▸ **Problem description**
Pictures aside, write out every record exactly as it appears.

Extracted records

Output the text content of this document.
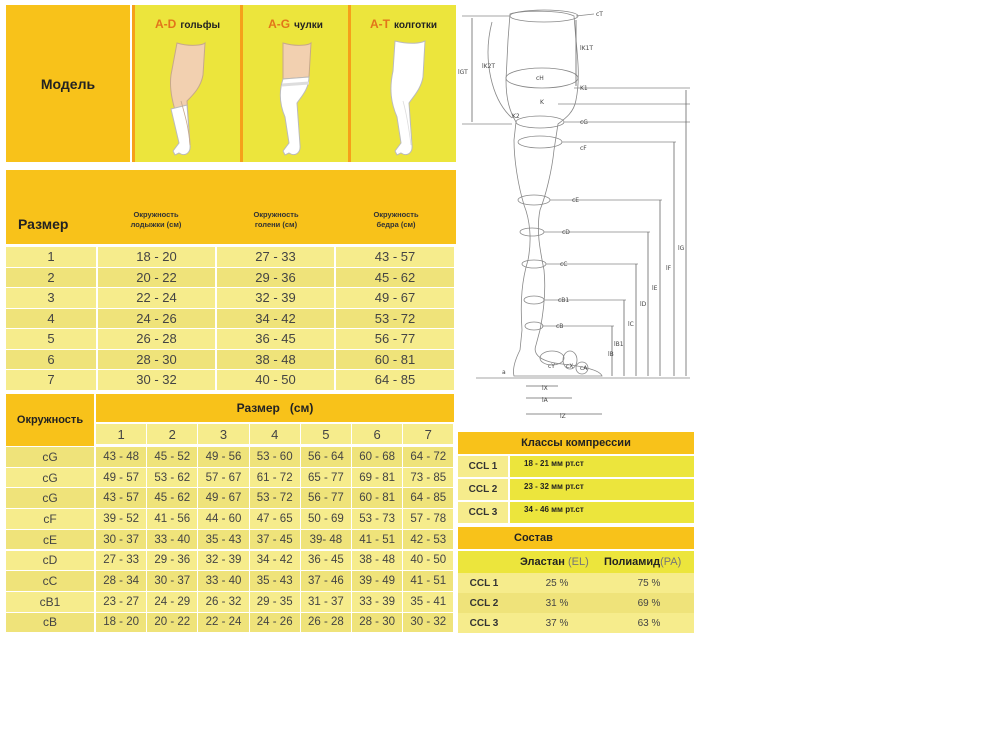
Модель
A-D гольфы	A-G чулки	A-T колготки
Размер
Окружность
лодыжки (см)
Окружность
голени (см)
Окружность
бедра (см)
1	18 - 20	27 - 33	43 - 57
2	20 - 22	29 - 36	45 - 62
3	22 - 24	32 - 39	49 - 67
4	24 - 26	34 - 42	53 - 72
5	26 - 28	36 - 45	56 - 77
6	28 - 30	38 - 48	60 - 81
7	30 - 32	40 - 50	64 - 85
Окружность
Размер   (см)
1	2	3	4	5	6	7
cG	43 - 48	45 - 52	49 - 56	53 - 60	56 - 64	60 - 68	64 - 72
cG	49 - 57	53 - 62	57 - 67	61 - 72	65 - 77	69 - 81	73 - 85
cG	43 - 57	45 - 62	49 - 67	53 - 72	56 - 77	60 - 81	64 - 85
cF	39 - 52	41 - 56	44 - 60	47 - 65	50 - 69	53 - 73	57 - 78
cE	30 - 37	33 - 40	35 - 43	37 - 45	39- 48	41 - 51	42 - 53
cD	27 - 33	29 - 36	32 - 39	34 - 42	36 - 45	38 - 48	40 - 50
cC	28 - 34	30 - 37	33 - 40	35 - 43	37 - 46	39 - 49	41 - 51
cB1	23 - 27	24 - 29	26 - 32	29 - 35	31 - 37	33 - 39	35 - 41
cB	18 - 20	20 - 22	22 - 24	24 - 26	26 - 28	28 - 30	30 - 32
cT
cH
K1
K
cG
cF
cE
cD
cC
cB1
cB
cY cX cA
lGT
lK2T
K2
lK1T
lG
lF
lE
lD
lC
lB1
lB
a
lX
lA
lZ
Классы компрессии
CCL 1	18 - 21 мм рт.ст
CCL 2	23 - 32 мм рт.ст
CCL 3	34 - 46 мм рт.ст
Состав
Эластан (EL) Полиамид(PA)
CCL 1	25 %	75 %
CCL 2	31 %	69 %
CCL 3	37 %	63 %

▸ **The output**
Output the text content of this document.
Модель
A-D гольфы	A-G чулки	A-T колготки
Размер
Окружность
лодыжки (см)
Окружность
голени (см)
Окружность
бедра (см)
1	18 - 20	27 - 33	43 - 57
2	20 - 22	29 - 36	45 - 62
3	22 - 24	32 - 39	49 - 67
4	24 - 26	34 - 42	53 - 72
5	26 - 28	36 - 45	56 - 77
6	28 - 30	38 - 48	60 - 81
7	30 - 32	40 - 50	64 - 85
Окружность
Размер   (см)
1	2	3	4	5	6	7
cG	43 - 48	45 - 52	49 - 56	53 - 60	56 - 64	60 - 68	64 - 72
cG	49 - 57	53 - 62	57 - 67	61 - 72	65 - 77	69 - 81	73 - 85
cG	43 - 57	45 - 62	49 - 67	53 - 72	56 - 77	60 - 81	64 - 85
cF	39 - 52	41 - 56	44 - 60	47 - 65	50 - 69	53 - 73	57 - 78
cE	30 - 37	33 - 40	35 - 43	37 - 45	39- 48	41 - 51	42 - 53
cD	27 - 33	29 - 36	32 - 39	34 - 42	36 - 45	38 - 48	40 - 50
cC	28 - 34	30 - 37	33 - 40	35 - 43	37 - 46	39 - 49	41 - 51
cB1	23 - 27	24 - 29	26 - 32	29 - 35	31 - 37	33 - 39	35 - 41
cB	18 - 20	20 - 22	22 - 24	24 - 26	26 - 28	28 - 30	30 - 32
cT
cH
K1
K
cG
cF
cE
cD
cC
cB1
cB
cY cX cA
lGT
lK2T
K2
lK1T
lG
lF
lE
lD
lC
lB1
lB
a
lX
lA
lZ
Классы компрессии
CCL 1	18 - 21 мм рт.ст
CCL 2	23 - 32 мм рт.ст
CCL 3	34 - 46 мм рт.ст
Состав
Эластан (EL) Полиамид(PA)
CCL 1	25 %	75 %
CCL 2	31 %	69 %
CCL 3	37 %	63 %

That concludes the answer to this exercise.